## BEGIN TASK DATA

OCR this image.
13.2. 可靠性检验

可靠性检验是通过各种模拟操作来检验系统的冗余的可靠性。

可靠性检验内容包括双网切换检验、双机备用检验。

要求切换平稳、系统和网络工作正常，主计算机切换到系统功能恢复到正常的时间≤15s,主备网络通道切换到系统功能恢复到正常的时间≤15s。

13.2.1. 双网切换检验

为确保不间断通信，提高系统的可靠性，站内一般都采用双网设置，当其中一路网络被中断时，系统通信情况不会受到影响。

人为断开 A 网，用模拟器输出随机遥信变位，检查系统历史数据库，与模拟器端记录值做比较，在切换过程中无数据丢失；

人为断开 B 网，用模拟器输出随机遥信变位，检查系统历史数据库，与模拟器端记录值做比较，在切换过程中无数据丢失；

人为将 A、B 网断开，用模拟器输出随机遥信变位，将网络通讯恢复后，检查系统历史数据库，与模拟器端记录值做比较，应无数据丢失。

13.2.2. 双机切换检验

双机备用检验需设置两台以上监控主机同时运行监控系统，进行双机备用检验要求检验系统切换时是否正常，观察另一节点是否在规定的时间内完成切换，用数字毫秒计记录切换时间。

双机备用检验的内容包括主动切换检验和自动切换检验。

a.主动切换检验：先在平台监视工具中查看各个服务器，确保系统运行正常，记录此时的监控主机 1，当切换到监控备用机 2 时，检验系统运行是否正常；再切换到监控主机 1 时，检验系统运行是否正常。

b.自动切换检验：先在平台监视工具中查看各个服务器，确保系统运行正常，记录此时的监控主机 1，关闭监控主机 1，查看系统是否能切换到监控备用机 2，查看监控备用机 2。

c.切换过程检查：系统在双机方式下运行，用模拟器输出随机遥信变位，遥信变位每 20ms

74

## END TASK DATA

Repeat the records exactly, including every line.

#### [WRITTEN REPLY]
OCR this image.
13.2. 可靠性检验

可靠性检验是通过各种模拟操作来检验系统的冗余的可靠性。

可靠性检验内容包括双网切换检验、双机备用检验。

要求切换平稳、系统和网络工作正常，主计算机切换到系统功能恢复到正常的时间≤15s,主备网络通道切换到系统功能恢复到正常的时间≤15s。

13.2.1. 双网切换检验

为确保不间断通信，提高系统的可靠性，站内一般都采用双网设置，当其中一路网络被中断时，系统通信情况不会受到影响。

人为断开 A 网，用模拟器输出随机遥信变位，检查系统历史数据库，与模拟器端记录值做比较，在切换过程中无数据丢失；

人为断开 B 网，用模拟器输出随机遥信变位，检查系统历史数据库，与模拟器端记录值做比较，在切换过程中无数据丢失；

人为将 A、B 网断开，用模拟器输出随机遥信变位，将网络通讯恢复后，检查系统历史数据库，与模拟器端记录值做比较，应无数据丢失。

13.2.2. 双机切换检验

双机备用检验需设置两台以上监控主机同时运行监控系统，进行双机备用检验要求检验系统切换时是否正常，观察另一节点是否在规定的时间内完成切换，用数字毫秒计记录切换时间。

双机备用检验的内容包括主动切换检验和自动切换检验。

a.主动切换检验：先在平台监视工具中查看各个服务器，确保系统运行正常，记录此时的监控主机 1，当切换到监控备用机 2 时，检验系统运行是否正常；再切换到监控主机 1 时，检验系统运行是否正常。

b.自动切换检验：先在平台监视工具中查看各个服务器，确保系统运行正常，记录此时的监控主机 1，关闭监控主机 1，查看系统是否能切换到监控备用机 2，查看监控备用机 2。

c.切换过程检查：系统在双机方式下运行，用模拟器输出随机遥信变位，遥信变位每 20ms

74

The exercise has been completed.